_Data records_.
## begin
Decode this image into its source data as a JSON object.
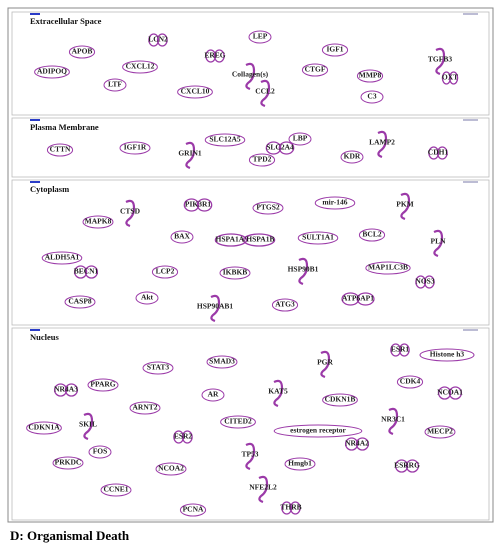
{
  "sections": [
    {
      "title": "Extracellular Space",
      "nodes": [
        "APOB",
        "LCN2",
        "LEP",
        "IGF1",
        "TGFB3",
        "CXCL12",
        "EREG",
        "ADIPOQ",
        "CTGF",
        "Collagen(s)",
        "MMP8",
        "OXT",
        "LTF",
        "CXCL10",
        "CCL2",
        "C3"
      ]
    },
    {
      "title": "Plasma Membrane",
      "nodes": [
        "CTTN",
        "IGF1R",
        "GRIN1",
        "SLC12A5",
        "SLC2A4",
        "LBP",
        "TPD2",
        "LAMP2",
        "KDR",
        "CDH1"
      ]
    },
    {
      "title": "Cytoplasm",
      "nodes": [
        "CTSD",
        "MAPK8",
        "PIK3R1",
        "PTGS2",
        "mir-146",
        "PKM",
        "BAX",
        "HSPA1A/HSPA1B",
        "SULT1A1",
        "BCL2",
        "PLN",
        "ALDH5A1",
        "BECN1",
        "LCP2",
        "IKBKB",
        "HSP90B1",
        "MAP1LC3B",
        "NOS3",
        "CASP8",
        "Akt",
        "HSP90AB1",
        "ATG3",
        "ATP6AP1"
      ]
    },
    {
      "title": "Nucleus",
      "nodes": [
        "ESR1",
        "Histone h3",
        "SMAD3",
        "PGR",
        "STAT3",
        "NR4A3",
        "PPARG",
        "AR",
        "KAT5",
        "CDK4",
        "NCOA1",
        "CDKN1B",
        "ARNT2",
        "SKIL",
        "CDKN1A",
        "ESR2",
        "CITED2",
        "estrogen receptor",
        "NR3C1",
        "MECP2",
        "NR4A2",
        "FOS",
        "NCOA2",
        "TP53",
        "Hmgb1",
        "ESRRG",
        "PRKDC",
        "CCNE1",
        "NFE2L2",
        "PCNA",
        "THRB"
      ]
    }
  ],
  "caption": "D: Organismal Death"
}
## end
_What the task asks_. Provide only the number of lines in the records containing the string "title".

_Task solution_. 4